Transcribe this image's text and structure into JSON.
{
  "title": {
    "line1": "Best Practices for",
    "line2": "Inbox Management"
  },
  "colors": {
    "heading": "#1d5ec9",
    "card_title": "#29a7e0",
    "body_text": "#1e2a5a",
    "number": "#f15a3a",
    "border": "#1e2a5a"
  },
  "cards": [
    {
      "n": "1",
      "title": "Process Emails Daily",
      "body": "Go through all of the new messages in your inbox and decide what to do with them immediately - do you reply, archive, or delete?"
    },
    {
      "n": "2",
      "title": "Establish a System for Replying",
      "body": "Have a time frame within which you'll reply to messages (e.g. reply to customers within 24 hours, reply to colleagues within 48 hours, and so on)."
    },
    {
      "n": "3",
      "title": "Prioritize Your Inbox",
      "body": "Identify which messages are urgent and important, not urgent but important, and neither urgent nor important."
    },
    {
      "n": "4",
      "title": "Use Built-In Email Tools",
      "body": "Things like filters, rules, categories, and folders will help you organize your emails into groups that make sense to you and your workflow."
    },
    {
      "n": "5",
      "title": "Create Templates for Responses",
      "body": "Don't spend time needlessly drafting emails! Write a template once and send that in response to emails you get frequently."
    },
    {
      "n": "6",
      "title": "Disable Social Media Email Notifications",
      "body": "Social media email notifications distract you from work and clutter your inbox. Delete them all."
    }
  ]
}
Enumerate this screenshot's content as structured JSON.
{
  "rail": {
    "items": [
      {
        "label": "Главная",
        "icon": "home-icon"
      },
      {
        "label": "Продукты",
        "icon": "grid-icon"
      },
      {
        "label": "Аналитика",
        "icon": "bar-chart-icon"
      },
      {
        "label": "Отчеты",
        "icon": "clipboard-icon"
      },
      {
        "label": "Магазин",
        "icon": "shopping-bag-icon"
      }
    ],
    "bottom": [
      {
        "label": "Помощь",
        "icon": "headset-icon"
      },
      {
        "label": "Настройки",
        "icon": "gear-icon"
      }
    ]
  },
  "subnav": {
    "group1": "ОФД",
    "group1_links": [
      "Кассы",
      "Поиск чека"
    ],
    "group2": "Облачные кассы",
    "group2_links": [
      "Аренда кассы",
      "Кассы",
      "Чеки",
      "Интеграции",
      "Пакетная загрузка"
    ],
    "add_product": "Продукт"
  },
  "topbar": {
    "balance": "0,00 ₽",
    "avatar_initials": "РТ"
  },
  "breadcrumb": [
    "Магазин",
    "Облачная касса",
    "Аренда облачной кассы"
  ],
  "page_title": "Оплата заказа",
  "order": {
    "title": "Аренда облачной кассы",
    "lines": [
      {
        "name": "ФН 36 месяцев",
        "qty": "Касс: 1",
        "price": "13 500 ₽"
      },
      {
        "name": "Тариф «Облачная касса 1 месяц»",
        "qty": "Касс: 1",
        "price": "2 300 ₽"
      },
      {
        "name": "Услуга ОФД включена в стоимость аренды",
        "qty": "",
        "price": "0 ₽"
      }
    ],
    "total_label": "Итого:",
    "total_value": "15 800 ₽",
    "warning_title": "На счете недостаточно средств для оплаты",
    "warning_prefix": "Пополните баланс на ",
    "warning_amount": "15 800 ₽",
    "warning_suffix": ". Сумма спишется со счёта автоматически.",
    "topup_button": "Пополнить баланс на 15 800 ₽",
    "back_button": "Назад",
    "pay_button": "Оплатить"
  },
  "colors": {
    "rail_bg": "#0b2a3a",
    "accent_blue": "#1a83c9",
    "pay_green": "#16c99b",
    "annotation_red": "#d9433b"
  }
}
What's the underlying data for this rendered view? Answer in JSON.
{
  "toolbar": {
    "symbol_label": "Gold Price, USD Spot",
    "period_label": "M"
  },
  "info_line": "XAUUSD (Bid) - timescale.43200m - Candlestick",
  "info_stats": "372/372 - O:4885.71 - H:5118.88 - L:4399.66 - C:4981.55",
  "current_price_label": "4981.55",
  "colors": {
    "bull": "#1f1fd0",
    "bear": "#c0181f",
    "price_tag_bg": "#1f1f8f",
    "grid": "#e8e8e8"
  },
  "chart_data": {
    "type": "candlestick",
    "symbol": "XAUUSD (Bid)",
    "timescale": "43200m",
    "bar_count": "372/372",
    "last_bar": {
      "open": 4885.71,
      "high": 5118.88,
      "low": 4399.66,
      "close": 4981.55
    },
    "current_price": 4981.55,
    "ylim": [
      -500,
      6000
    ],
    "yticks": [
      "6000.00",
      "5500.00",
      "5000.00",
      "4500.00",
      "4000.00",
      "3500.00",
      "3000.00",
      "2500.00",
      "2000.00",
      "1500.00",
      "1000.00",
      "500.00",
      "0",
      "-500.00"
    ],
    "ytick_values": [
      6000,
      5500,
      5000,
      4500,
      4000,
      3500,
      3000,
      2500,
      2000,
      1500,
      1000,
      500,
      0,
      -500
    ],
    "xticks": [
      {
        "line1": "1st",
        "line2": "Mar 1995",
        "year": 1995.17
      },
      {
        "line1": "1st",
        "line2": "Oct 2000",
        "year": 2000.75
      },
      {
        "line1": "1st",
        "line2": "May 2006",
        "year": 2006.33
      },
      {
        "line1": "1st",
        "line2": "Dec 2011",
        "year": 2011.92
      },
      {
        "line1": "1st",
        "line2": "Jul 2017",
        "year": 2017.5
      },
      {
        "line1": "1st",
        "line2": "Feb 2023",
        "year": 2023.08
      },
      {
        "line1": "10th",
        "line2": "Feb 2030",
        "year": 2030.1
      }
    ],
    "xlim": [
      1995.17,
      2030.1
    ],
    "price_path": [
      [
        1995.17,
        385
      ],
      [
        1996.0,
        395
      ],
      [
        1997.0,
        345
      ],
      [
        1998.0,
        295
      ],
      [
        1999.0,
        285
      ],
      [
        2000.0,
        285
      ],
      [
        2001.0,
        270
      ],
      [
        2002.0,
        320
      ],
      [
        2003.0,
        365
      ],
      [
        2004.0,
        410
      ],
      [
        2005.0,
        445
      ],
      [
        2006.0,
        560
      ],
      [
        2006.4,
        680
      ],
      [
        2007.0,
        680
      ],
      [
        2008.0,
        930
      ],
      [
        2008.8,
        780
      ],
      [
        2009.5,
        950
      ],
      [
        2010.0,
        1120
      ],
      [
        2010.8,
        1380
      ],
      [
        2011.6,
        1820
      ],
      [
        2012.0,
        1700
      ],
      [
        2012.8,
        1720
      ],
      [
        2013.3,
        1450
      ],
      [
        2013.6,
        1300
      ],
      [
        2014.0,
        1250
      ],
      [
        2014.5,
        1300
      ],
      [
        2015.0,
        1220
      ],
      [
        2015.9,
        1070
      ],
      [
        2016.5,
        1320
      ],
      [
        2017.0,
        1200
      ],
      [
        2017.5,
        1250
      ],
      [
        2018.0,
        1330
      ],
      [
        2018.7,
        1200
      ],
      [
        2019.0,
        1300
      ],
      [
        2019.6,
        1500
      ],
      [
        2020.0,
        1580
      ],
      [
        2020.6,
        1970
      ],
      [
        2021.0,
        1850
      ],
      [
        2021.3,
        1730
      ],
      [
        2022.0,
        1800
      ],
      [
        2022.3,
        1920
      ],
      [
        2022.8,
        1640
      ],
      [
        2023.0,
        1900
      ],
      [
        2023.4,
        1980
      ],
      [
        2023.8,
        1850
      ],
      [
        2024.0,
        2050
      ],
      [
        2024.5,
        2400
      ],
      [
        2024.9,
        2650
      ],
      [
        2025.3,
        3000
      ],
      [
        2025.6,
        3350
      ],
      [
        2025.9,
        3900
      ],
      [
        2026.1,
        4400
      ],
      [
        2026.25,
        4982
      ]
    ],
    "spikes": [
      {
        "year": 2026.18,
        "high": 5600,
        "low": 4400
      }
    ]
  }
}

**YOUR TASK**
Set down each entry again, unchanged.

**TASK ANSWER**
Transcribe this image's text and structure into JSON.
{
  "title": {
    "line1": "Best Practices for",
    "line2": "Inbox Management"
  },
  "colors": {
    "heading": "#1d5ec9",
    "card_title": "#29a7e0",
    "body_text": "#1e2a5a",
    "number": "#f15a3a",
    "border": "#1e2a5a"
  },
  "cards": [
    {
      "n": "1",
      "title": "Process Emails Daily",
      "body": "Go through all of the new messages in your inbox and decide what to do with them immediately - do you reply, archive, or delete?"
    },
    {
      "n": "2",
      "title": "Establish a System for Replying",
      "body": "Have a time frame within which you'll reply to messages (e.g. reply to customers within 24 hours, reply to colleagues within 48 hours, and so on)."
    },
    {
      "n": "3",
      "title": "Prioritize Your Inbox",
      "body": "Identify which messages are urgent and important, not urgent but important, and neither urgent nor important."
    },
    {
      "n": "4",
      "title": "Use Built-In Email Tools",
      "body": "Things like filters, rules, categories, and folders will help you organize your emails into groups that make sense to you and your workflow."
    },
    {
      "n": "5",
      "title": "Create Templates for Responses",
      "body": "Don't spend time needlessly drafting emails! Write a template once and send that in response to emails you get frequently."
    },
    {
      "n": "6",
      "title": "Disable Social Media Email Notifications",
      "body": "Social media email notifications distract you from work and clutter your inbox. Delete them all."
    }
  ]
}
Enumerate this screenshot's content as structured JSON.
{
  "rail": {
    "items": [
      {
        "label": "Главная",
        "icon": "home-icon"
      },
      {
        "label": "Продукты",
        "icon": "grid-icon"
      },
      {
        "label": "Аналитика",
        "icon": "bar-chart-icon"
      },
      {
        "label": "Отчеты",
        "icon": "clipboard-icon"
      },
      {
        "label": "Магазин",
        "icon": "shopping-bag-icon"
      }
    ],
    "bottom": [
      {
        "label": "Помощь",
        "icon": "headset-icon"
      },
      {
        "label": "Настройки",
        "icon": "gear-icon"
      }
    ]
  },
  "subnav": {
    "group1": "ОФД",
    "group1_links": [
      "Кассы",
      "Поиск чека"
    ],
    "group2": "Облачные кассы",
    "group2_links": [
      "Аренда кассы",
      "Кассы",
      "Чеки",
      "Интеграции",
      "Пакетная загрузка"
    ],
    "add_product": "Продукт"
  },
  "topbar": {
    "balance": "0,00 ₽",
    "avatar_initials": "РТ"
  },
  "breadcrumb": [
    "Магазин",
    "Облачная касса",
    "Аренда облачной кассы"
  ],
  "page_title": "Оплата заказа",
  "order": {
    "title": "Аренда облачной кассы",
    "lines": [
      {
        "name": "ФН 36 месяцев",
        "qty": "Касс: 1",
        "price": "13 500 ₽"
      },
      {
        "name": "Тариф «Облачная касса 1 месяц»",
        "qty": "Касс: 1",
        "price": "2 300 ₽"
      },
      {
        "name": "Услуга ОФД включена в стоимость аренды",
        "qty": "",
        "price": "0 ₽"
      }
    ],
    "total_label": "Итого:",
    "total_value": "15 800 ₽",
    "warning_title": "На счете недостаточно средств для оплаты",
    "warning_prefix": "Пополните баланс на ",
    "warning_amount": "15 800 ₽",
    "warning_suffix": ". Сумма спишется со счёта автоматически.",
    "topup_button": "Пополнить баланс на 15 800 ₽",
    "back_button": "Назад",
    "pay_button": "Оплатить"
  },
  "colors": {
    "rail_bg": "#0b2a3a",
    "accent_blue": "#1a83c9",
    "pay_green": "#16c99b",
    "annotation_red": "#d9433b"
  }
}
What's the underlying data for this rendered view? Answer in JSON.
{
  "toolbar": {
    "symbol_label": "Gold Price, USD Spot",
    "period_label": "M"
  },
  "info_line": "XAUUSD (Bid) - timescale.43200m - Candlestick",
  "info_stats": "372/372 - O:4885.71 - H:5118.88 - L:4399.66 - C:4981.55",
  "current_price_label": "4981.55",
  "colors": {
    "bull": "#1f1fd0",
    "bear": "#c0181f",
    "price_tag_bg": "#1f1f8f",
    "grid": "#e8e8e8"
  },
  "chart_data": {
    "type": "candlestick",
    "symbol": "XAUUSD (Bid)",
    "timescale": "43200m",
    "bar_count": "372/372",
    "last_bar": {
      "open": 4885.71,
      "high": 5118.88,
      "low": 4399.66,
      "close": 4981.55
    },
    "current_price": 4981.55,
    "ylim": [
      -500,
      6000
    ],
    "yticks": [
      "6000.00",
      "5500.00",
      "5000.00",
      "4500.00",
      "4000.00",
      "3500.00",
      "3000.00",
      "2500.00",
      "2000.00",
      "1500.00",
      "1000.00",
      "500.00",
      "0",
      "-500.00"
    ],
    "ytick_values": [
      6000,
      5500,
      5000,
      4500,
      4000,
      3500,
      3000,
      2500,
      2000,
      1500,
      1000,
      500,
      0,
      -500
    ],
    "xticks": [
      {
        "line1": "1st",
        "line2": "Mar 1995",
        "year": 1995.17
      },
      {
        "line1": "1st",
        "line2": "Oct 2000",
        "year": 2000.75
      },
      {
        "line1": "1st",
        "line2": "May 2006",
        "year": 2006.33
      },
      {
        "line1": "1st",
        "line2": "Dec 2011",
        "year": 2011.92
      },
      {
        "line1": "1st",
        "line2": "Jul 2017",
        "year": 2017.5
      },
      {
        "line1": "1st",
        "line2": "Feb 2023",
        "year": 2023.08
      },
      {
        "line1": "10th",
        "line2": "Feb 2030",
        "year": 2030.1
      }
    ],
    "xlim": [
      1995.17,
      2030.1
    ],
    "price_path": [
      [
        1995.17,
        385
      ],
      [
        1996.0,
        395
      ],
      [
        1997.0,
        345
      ],
      [
        1998.0,
        295
      ],
      [
        1999.0,
        285
      ],
      [
        2000.0,
        285
      ],
      [
        2001.0,
        270
      ],
      [
        2002.0,
        320
      ],
      [
        2003.0,
        365
      ],
      [
        2004.0,
        410
      ],
      [
        2005.0,
        445
      ],
      [
        2006.0,
        560
      ],
      [
        2006.4,
        680
      ],
      [
        2007.0,
        680
      ],
      [
        2008.0,
        930
      ],
      [
        2008.8,
        780
      ],
      [
        2009.5,
        950
      ],
      [
        2010.0,
        1120
      ],
      [
        2010.8,
        1380
      ],
      [
        2011.6,
        1820
      ],
      [
        2012.0,
        1700
      ],
      [
        2012.8,
        1720
      ],
      [
        2013.3,
        1450
      ],
      [
        2013.6,
        1300
      ],
      [
        2014.0,
        1250
      ],
      [
        2014.5,
        1300
      ],
      [
        2015.0,
        1220
      ],
      [
        2015.9,
        1070
      ],
      [
        2016.5,
        1320
      ],
      [
        2017.0,
        1200
      ],
      [
        2017.5,
        1250
      ],
      [
        2018.0,
        1330
      ],
      [
        2018.7,
        1200
      ],
      [
        2019.0,
        1300
      ],
      [
        2019.6,
        1500
      ],
      [
        2020.0,
        1580
      ],
      [
        2020.6,
        1970
      ],
      [
        2021.0,
        1850
      ],
      [
        2021.3,
        1730
      ],
      [
        2022.0,
        1800
      ],
      [
        2022.3,
        1920
      ],
      [
        2022.8,
        1640
      ],
      [
        2023.0,
        1900
      ],
      [
        2023.4,
        1980
      ],
      [
        2023.8,
        1850
      ],
      [
        2024.0,
        2050
      ],
      [
        2024.5,
        2400
      ],
      [
        2024.9,
        2650
      ],
      [
        2025.3,
        3000
      ],
      [
        2025.6,
        3350
      ],
      [
        2025.9,
        3900
      ],
      [
        2026.1,
        4400
      ],
      [
        2026.25,
        4982
      ]
    ],
    "spikes": [
      {
        "year": 2026.18,
        "high": 5600,
        "low": 4400
      }
    ]
  }
}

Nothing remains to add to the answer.